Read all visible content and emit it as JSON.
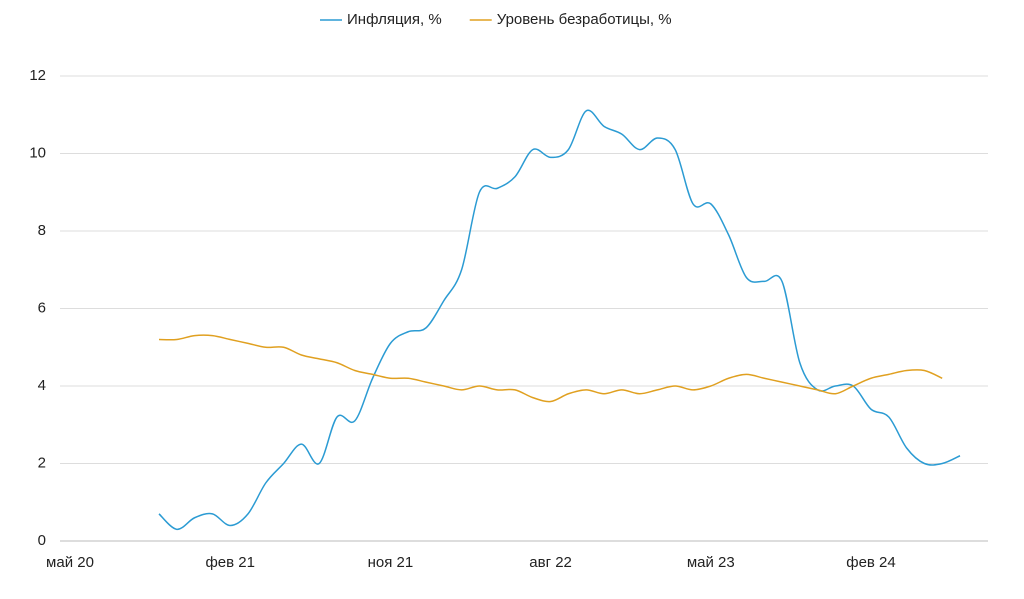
{
  "chart_data": {
    "type": "line",
    "categories": [
      "май 20",
      null,
      null,
      null,
      null,
      null,
      null,
      null,
      null,
      "фев 21",
      null,
      null,
      null,
      null,
      null,
      null,
      null,
      null,
      "ноя 21",
      null,
      null,
      null,
      null,
      null,
      null,
      null,
      null,
      "авг 22",
      null,
      null,
      null,
      null,
      null,
      null,
      null,
      null,
      "май 23",
      null,
      null,
      null,
      null,
      null,
      null,
      null,
      null,
      "фев 24",
      null,
      null,
      null,
      null,
      null,
      null
    ],
    "series": [
      {
        "name": "Инфляция, %",
        "color": "#2b9bd3",
        "values": [
          null,
          null,
          null,
          null,
          null,
          0.7,
          0.3,
          0.6,
          0.7,
          0.4,
          0.7,
          1.5,
          2.0,
          2.5,
          2.0,
          3.2,
          3.1,
          4.2,
          5.1,
          5.4,
          5.5,
          6.2,
          7.0,
          9.0,
          9.1,
          9.4,
          10.1,
          9.9,
          10.1,
          11.1,
          10.7,
          10.5,
          10.1,
          10.4,
          10.1,
          8.7,
          8.7,
          7.9,
          6.8,
          6.7,
          6.7,
          4.6,
          3.9,
          4.0,
          4.0,
          3.4,
          3.2,
          2.4,
          2.0,
          2.0,
          2.2,
          null
        ]
      },
      {
        "name": "Уровень безработицы, %",
        "color": "#e0a020",
        "values": [
          null,
          null,
          null,
          null,
          null,
          5.2,
          5.2,
          5.3,
          5.3,
          5.2,
          5.1,
          5.0,
          5.0,
          4.8,
          4.7,
          4.6,
          4.4,
          4.3,
          4.2,
          4.2,
          4.1,
          4.0,
          3.9,
          4.0,
          3.9,
          3.9,
          3.7,
          3.6,
          3.8,
          3.9,
          3.8,
          3.9,
          3.8,
          3.9,
          4.0,
          3.9,
          4.0,
          4.2,
          4.3,
          4.2,
          4.1,
          4.0,
          3.9,
          3.8,
          4.0,
          4.2,
          4.3,
          4.4,
          4.4,
          4.2,
          null,
          null
        ]
      }
    ],
    "ylim": [
      0,
      12
    ],
    "yticks": [
      0,
      2,
      4,
      6,
      8,
      10,
      12
    ],
    "grid": true,
    "legend": "top"
  }
}
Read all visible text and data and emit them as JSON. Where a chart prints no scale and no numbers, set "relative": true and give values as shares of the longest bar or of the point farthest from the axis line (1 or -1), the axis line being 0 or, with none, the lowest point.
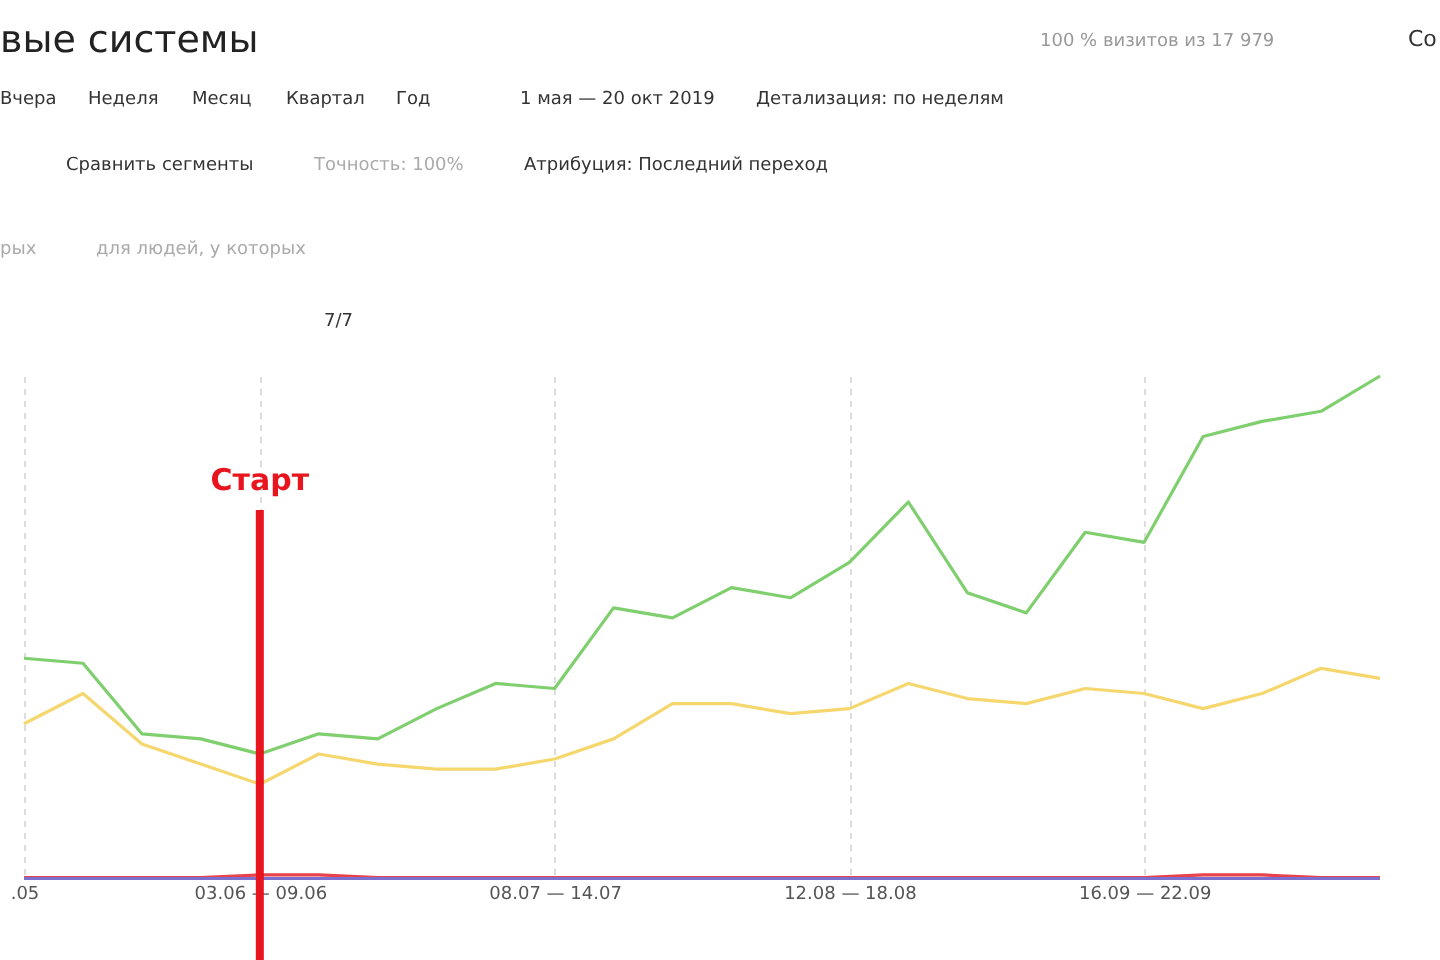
{
  "chart_data": {
    "type": "line",
    "title": "вые системы",
    "relative": true,
    "legend": false,
    "grid": "x",
    "marker": "none",
    "line_style": "solid",
    "categories": [
      ".05",
      null,
      null,
      null,
      "03.06 — 09.06",
      null,
      null,
      null,
      null,
      "08.07 — 14.07",
      null,
      null,
      null,
      null,
      "12.08 — 18.08",
      null,
      null,
      null,
      null,
      "16.09 — 22.09",
      null,
      null,
      null,
      null
    ],
    "series": [
      {
        "color": "#7fcf6f",
        "values": [
          0.44,
          0.43,
          0.29,
          0.28,
          0.25,
          0.29,
          0.28,
          0.34,
          0.39,
          0.38,
          0.54,
          0.52,
          0.58,
          0.56,
          0.63,
          0.75,
          0.57,
          0.53,
          0.69,
          0.67,
          0.88,
          0.91,
          0.93,
          1
        ]
      },
      {
        "color": "#f5d76e",
        "values": [
          0.31,
          0.37,
          0.27,
          0.23,
          0.19,
          0.25,
          0.23,
          0.22,
          0.22,
          0.24,
          0.28,
          0.35,
          0.35,
          0.33,
          0.34,
          0.39,
          0.36,
          0.35,
          0.38,
          0.37,
          0.34,
          0.37,
          0.42,
          0.4
        ]
      },
      {
        "color": "#e8424a",
        "values": [
          0.005,
          0.005,
          0.005,
          0.005,
          0.01,
          0.01,
          0.005,
          0.005,
          0.005,
          0.005,
          0.005,
          0.005,
          0.005,
          0.005,
          0.005,
          0.005,
          0.005,
          0.005,
          0.005,
          0.005,
          0.01,
          0.01,
          0.005,
          0.005
        ]
      },
      {
        "color": "#7b6fd0",
        "values": [
          0.003,
          0.003,
          0.003,
          0.003,
          0.003,
          0.003,
          0.003,
          0.003,
          0.003,
          0.003,
          0.003,
          0.003,
          0.003,
          0.003,
          0.003,
          0.003,
          0.003,
          0.003,
          0.003,
          0.003,
          0.003,
          0.003,
          0.003,
          0.003
        ]
      }
    ],
    "ref_lines": [
      {
        "axis": "x",
        "value": "03.06 — 09.06",
        "label": "Старт",
        "color": "#e8141e"
      }
    ],
    "annotations": [
      "100 % визитов из 17 979",
      "Со",
      "Вчера",
      "Неделя",
      "Месяц",
      "Квартал",
      "Год",
      "1 мая — 20 окт 2019",
      "Детализация: по неделям",
      "Сравнить сегменты",
      "Точность: 100%",
      "Атрибуция: Последний переход",
      "рых",
      "для людей, у которых",
      "7/7"
    ]
  }
}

◆ ◆ ◆

- WORK TO BE COMPLETED
Which lines in the records above contain the string "true"? Copy each one.

- CORRECT RESPONSE
    "grid": true,
Read all visible text and data and emit them as JSON. Where a chart prints no scale and no numbers, set "relative": true and give values as shares of the longest bar or of the point farthest from the axis line (1 or -1), the axis line being 0 or, with none, the lowest point.
    "relative": true,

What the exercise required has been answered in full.